BEGIN

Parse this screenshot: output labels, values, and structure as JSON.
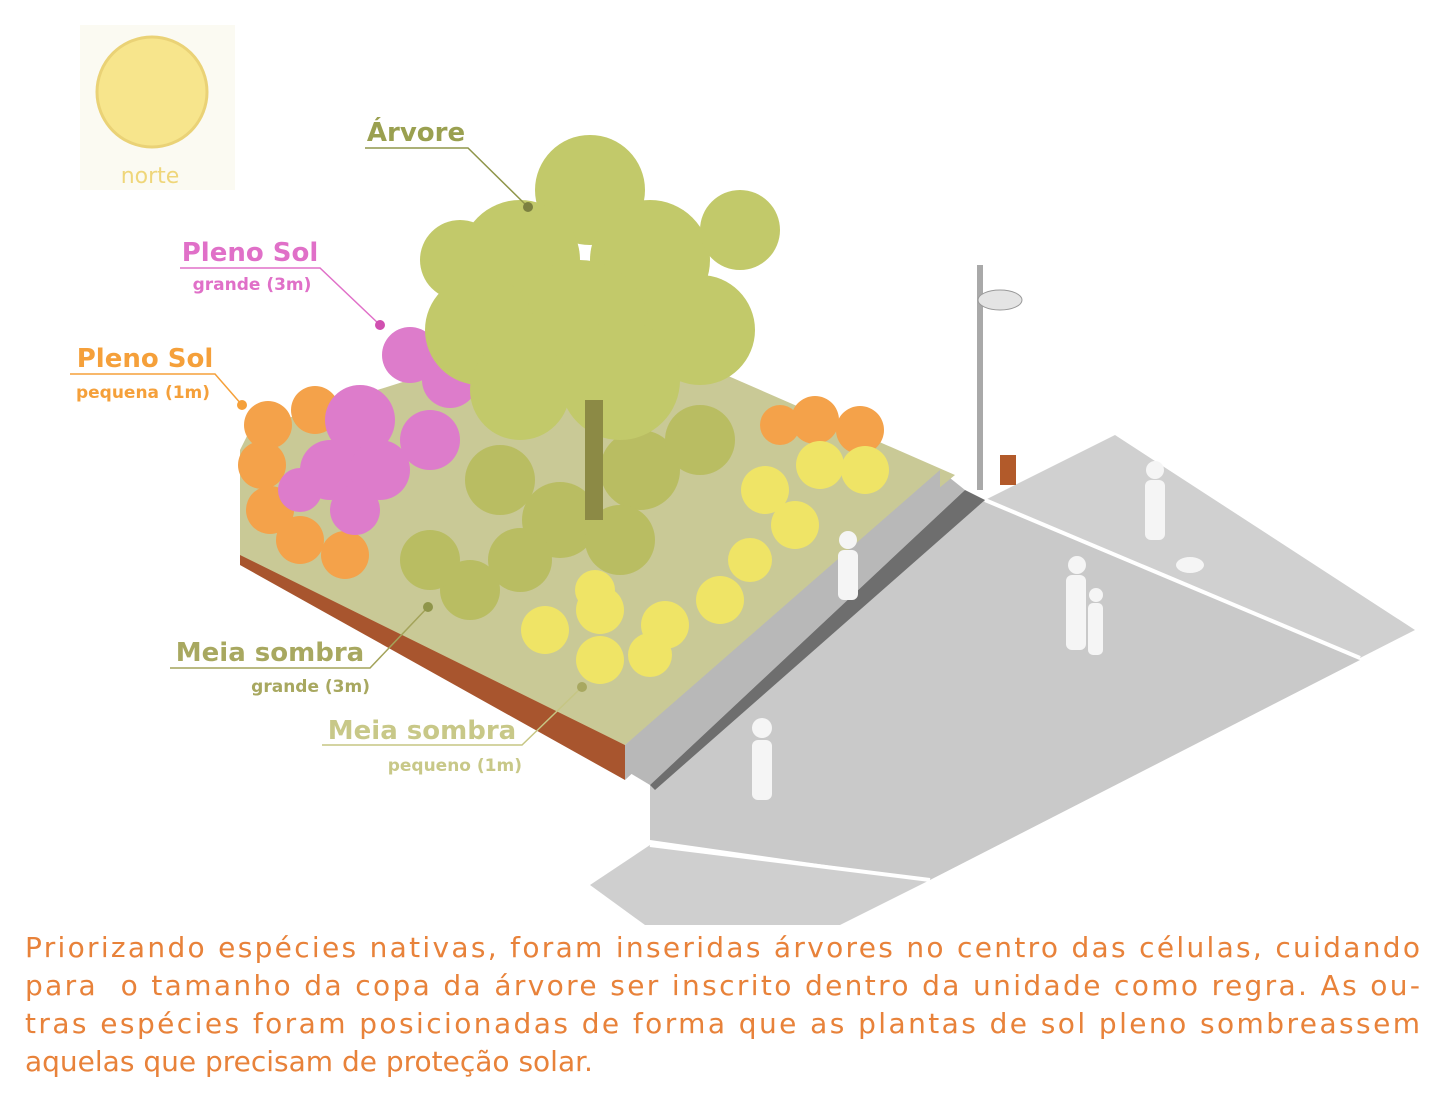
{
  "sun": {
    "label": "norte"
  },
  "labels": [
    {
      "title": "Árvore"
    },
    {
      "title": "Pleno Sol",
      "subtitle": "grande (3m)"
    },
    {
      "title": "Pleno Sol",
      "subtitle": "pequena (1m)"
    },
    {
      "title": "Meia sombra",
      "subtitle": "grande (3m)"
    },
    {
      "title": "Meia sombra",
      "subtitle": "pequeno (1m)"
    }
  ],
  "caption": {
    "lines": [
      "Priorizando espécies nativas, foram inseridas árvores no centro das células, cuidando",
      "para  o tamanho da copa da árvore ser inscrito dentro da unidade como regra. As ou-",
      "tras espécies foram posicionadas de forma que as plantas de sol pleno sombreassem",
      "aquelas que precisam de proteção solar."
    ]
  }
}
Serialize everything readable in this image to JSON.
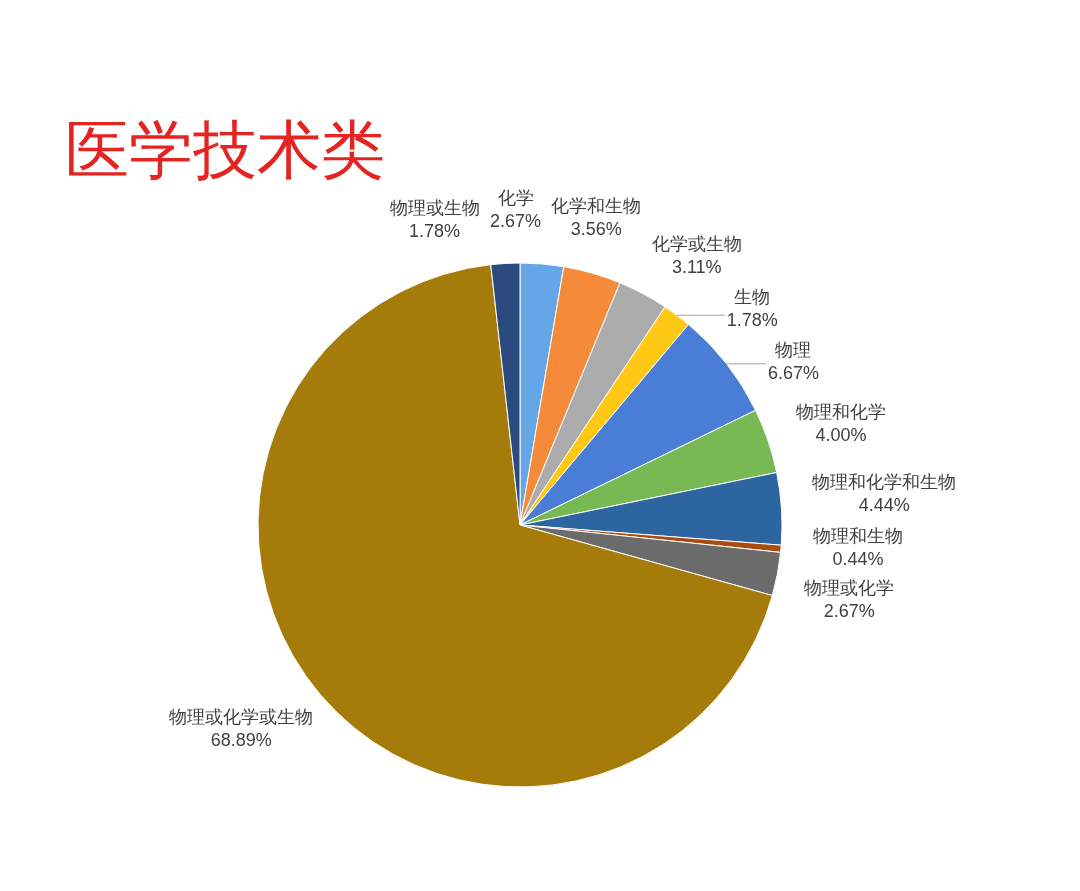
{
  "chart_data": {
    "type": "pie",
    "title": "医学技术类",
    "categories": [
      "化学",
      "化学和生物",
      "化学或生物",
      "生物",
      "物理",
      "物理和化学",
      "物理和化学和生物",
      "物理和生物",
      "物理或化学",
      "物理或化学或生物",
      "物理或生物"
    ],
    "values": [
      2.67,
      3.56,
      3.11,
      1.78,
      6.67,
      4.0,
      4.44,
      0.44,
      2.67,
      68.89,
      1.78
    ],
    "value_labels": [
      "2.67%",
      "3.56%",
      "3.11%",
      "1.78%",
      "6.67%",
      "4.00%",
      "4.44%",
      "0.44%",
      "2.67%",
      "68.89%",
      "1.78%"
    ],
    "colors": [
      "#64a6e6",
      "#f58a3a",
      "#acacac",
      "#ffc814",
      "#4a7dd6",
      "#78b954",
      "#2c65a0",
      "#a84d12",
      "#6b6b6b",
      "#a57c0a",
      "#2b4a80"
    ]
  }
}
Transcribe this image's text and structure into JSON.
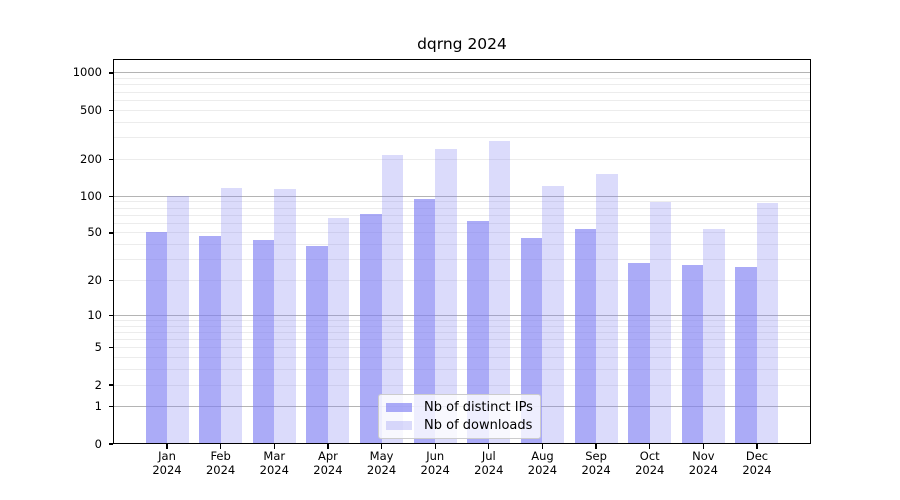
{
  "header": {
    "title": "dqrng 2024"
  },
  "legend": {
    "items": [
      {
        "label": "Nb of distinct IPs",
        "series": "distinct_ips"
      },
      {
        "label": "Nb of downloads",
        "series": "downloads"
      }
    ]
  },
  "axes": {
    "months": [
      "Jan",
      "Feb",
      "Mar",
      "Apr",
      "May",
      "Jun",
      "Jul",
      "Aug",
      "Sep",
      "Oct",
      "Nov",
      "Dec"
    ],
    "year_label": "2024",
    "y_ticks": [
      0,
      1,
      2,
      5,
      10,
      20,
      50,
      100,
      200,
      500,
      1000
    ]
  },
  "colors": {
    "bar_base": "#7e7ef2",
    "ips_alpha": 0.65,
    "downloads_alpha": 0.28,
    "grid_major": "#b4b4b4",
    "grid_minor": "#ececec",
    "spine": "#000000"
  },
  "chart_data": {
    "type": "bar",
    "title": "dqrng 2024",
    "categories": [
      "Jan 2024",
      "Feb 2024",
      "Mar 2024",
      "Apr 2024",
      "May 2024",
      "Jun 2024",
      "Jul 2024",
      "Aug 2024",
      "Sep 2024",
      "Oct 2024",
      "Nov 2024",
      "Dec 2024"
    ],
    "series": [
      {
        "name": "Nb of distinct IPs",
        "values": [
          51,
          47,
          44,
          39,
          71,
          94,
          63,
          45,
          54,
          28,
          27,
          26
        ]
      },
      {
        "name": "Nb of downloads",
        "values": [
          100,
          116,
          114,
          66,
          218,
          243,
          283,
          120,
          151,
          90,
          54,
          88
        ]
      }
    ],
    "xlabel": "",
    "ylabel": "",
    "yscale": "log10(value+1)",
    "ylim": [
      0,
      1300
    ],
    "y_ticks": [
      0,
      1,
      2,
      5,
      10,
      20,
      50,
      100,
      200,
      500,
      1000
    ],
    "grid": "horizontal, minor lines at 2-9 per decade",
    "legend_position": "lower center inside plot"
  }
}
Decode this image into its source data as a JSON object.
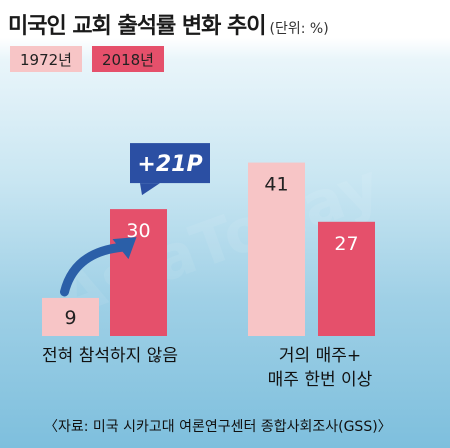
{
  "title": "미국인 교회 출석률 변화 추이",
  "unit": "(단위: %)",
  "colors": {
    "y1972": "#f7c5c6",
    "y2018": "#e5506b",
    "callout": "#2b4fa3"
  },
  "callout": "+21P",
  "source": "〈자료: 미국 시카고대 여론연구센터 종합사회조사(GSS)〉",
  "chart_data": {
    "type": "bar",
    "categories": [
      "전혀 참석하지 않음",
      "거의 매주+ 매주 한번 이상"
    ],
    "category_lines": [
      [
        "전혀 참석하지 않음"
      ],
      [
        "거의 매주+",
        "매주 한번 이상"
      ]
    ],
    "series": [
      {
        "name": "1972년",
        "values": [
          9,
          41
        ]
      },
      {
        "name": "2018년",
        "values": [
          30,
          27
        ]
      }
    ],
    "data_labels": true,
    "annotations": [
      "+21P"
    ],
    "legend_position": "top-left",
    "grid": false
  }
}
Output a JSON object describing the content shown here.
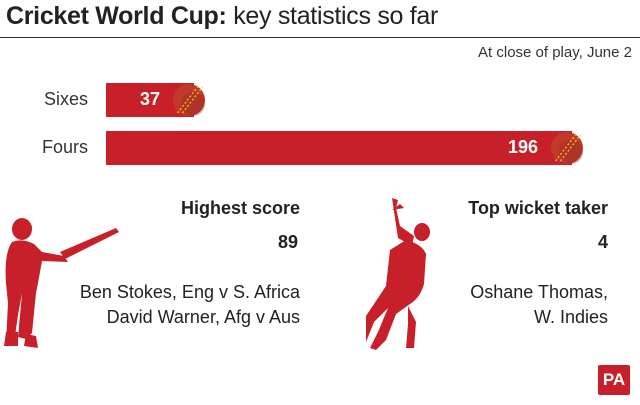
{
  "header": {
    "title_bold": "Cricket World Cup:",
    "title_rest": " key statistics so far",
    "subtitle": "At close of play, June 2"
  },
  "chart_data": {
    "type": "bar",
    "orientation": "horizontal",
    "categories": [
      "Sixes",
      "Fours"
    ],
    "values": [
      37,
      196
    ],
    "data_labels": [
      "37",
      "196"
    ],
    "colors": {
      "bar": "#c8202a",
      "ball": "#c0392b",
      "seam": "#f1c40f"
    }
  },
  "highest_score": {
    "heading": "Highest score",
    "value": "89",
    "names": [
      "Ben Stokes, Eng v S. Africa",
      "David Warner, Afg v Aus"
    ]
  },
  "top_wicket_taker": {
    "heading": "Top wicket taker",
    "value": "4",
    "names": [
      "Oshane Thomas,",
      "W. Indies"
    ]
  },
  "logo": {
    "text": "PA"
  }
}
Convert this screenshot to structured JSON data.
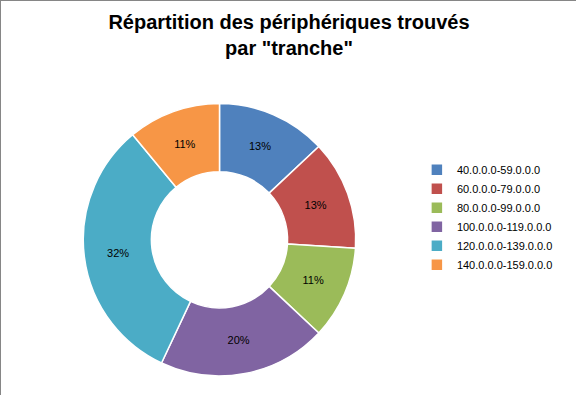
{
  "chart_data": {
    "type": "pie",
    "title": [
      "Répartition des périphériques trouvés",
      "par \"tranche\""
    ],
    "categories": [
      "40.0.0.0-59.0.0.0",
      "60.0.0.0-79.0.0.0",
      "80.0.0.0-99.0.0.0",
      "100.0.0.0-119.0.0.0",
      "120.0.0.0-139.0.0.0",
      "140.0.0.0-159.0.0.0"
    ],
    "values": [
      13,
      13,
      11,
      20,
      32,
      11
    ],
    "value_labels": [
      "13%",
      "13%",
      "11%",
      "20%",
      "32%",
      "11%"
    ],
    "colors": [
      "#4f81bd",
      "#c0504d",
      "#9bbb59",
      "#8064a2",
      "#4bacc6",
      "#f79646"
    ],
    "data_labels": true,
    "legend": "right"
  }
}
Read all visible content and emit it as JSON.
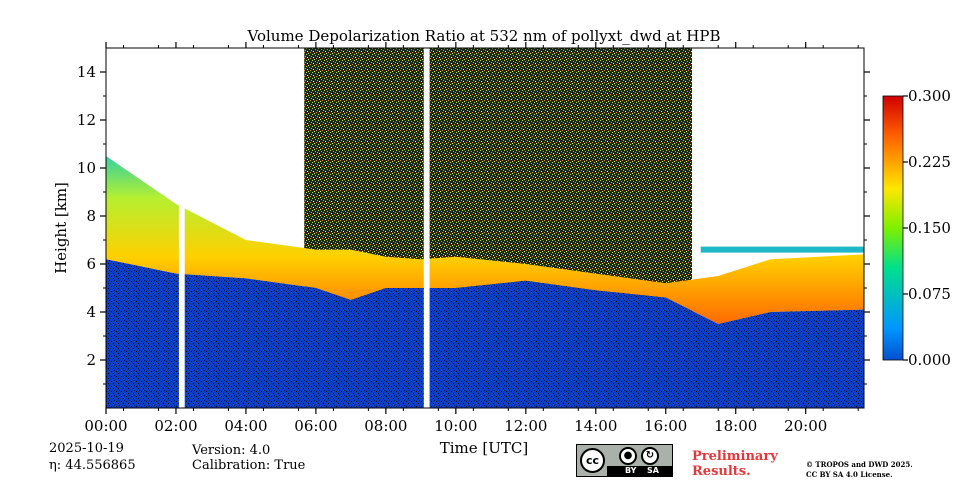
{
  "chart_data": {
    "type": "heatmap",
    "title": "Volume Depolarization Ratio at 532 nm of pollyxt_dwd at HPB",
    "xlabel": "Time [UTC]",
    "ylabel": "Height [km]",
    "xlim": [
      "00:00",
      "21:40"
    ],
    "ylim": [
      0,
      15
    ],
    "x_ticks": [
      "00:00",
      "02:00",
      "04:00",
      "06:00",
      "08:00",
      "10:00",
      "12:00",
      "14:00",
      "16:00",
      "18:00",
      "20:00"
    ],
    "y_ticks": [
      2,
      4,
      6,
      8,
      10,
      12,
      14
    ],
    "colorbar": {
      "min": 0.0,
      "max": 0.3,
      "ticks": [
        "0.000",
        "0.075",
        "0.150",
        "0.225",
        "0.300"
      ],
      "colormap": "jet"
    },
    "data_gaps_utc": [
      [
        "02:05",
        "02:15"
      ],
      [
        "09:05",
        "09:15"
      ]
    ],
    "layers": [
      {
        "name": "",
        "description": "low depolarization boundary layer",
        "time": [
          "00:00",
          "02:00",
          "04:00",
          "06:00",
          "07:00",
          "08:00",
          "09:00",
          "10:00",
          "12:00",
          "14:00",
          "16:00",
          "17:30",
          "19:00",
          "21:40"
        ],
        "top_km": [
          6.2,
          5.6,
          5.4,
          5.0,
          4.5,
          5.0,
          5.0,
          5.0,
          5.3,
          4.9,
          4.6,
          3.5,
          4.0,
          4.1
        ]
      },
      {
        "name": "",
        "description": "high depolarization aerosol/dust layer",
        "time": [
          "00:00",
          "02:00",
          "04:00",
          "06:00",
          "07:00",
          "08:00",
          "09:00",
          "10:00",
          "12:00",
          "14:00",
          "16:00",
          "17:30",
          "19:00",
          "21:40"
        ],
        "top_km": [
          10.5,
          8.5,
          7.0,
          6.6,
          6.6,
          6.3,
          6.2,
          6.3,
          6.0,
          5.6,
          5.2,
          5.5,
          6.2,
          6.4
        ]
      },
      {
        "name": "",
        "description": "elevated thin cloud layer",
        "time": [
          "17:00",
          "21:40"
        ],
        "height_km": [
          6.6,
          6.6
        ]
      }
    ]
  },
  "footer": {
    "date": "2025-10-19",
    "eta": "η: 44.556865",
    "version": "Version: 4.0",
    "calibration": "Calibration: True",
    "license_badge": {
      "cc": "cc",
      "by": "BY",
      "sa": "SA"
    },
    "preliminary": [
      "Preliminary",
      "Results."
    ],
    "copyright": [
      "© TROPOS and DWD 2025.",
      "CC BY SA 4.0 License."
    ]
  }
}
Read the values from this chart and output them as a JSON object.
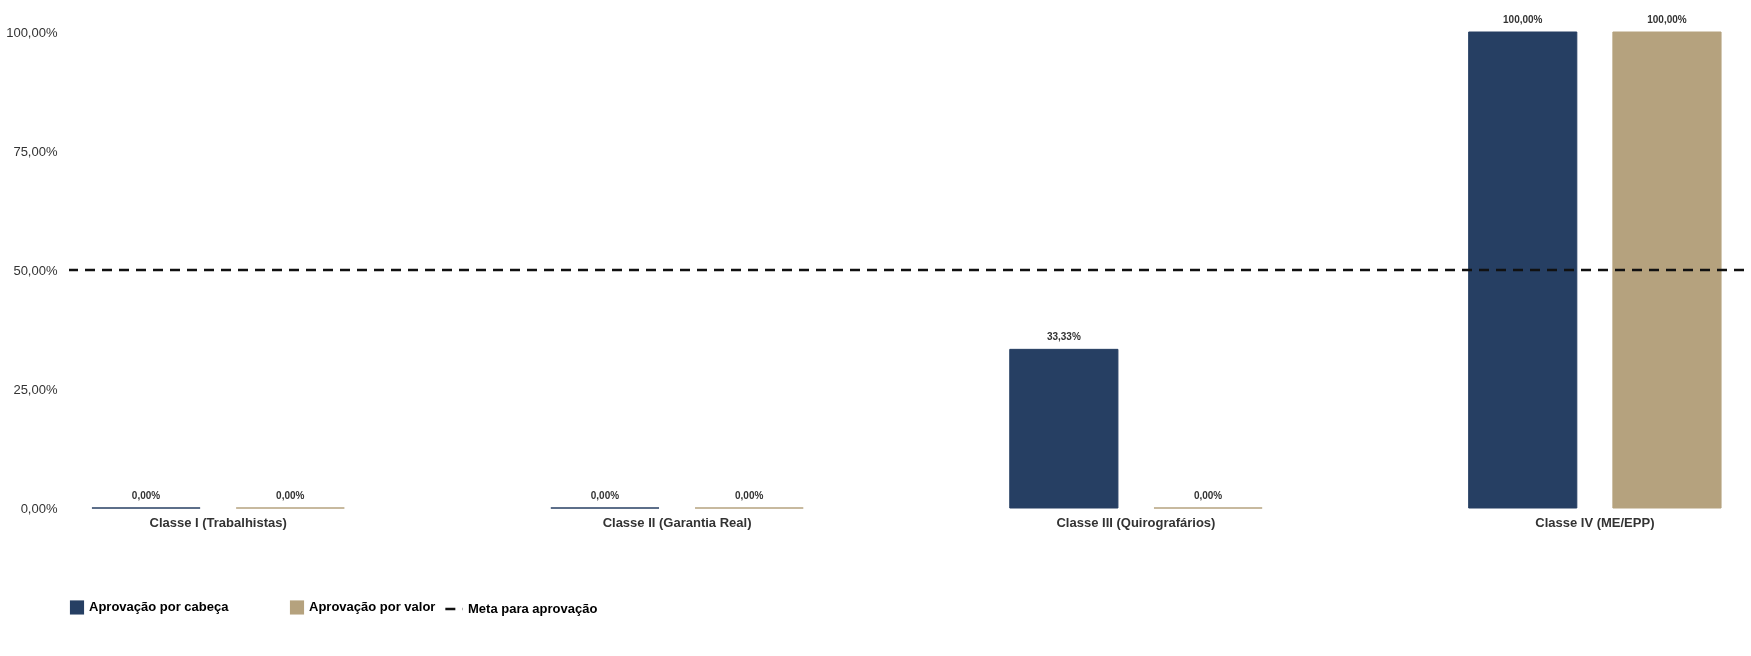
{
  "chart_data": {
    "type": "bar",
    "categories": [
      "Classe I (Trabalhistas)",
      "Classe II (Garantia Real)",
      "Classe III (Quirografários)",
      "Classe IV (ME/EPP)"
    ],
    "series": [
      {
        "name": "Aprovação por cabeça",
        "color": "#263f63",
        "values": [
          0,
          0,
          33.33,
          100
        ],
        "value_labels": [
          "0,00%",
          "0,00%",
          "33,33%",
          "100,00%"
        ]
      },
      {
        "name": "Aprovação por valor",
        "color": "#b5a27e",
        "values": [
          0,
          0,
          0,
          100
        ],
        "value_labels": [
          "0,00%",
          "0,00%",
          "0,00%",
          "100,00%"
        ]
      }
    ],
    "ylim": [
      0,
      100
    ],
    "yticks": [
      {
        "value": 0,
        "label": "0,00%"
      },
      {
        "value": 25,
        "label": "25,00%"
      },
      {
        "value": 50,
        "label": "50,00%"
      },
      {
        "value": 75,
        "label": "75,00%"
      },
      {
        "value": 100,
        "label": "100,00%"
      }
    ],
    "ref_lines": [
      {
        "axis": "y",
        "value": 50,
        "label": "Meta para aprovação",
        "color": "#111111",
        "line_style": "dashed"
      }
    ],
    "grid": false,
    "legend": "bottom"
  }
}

END

● **Work to complete**:
Pick out the lines containing the string "image".

● **Correct answer**:
Serialize everything readable in this image to JSON.
Transcribe this image's text and structure into JSON.
Decode this image into its source data as a JSON object.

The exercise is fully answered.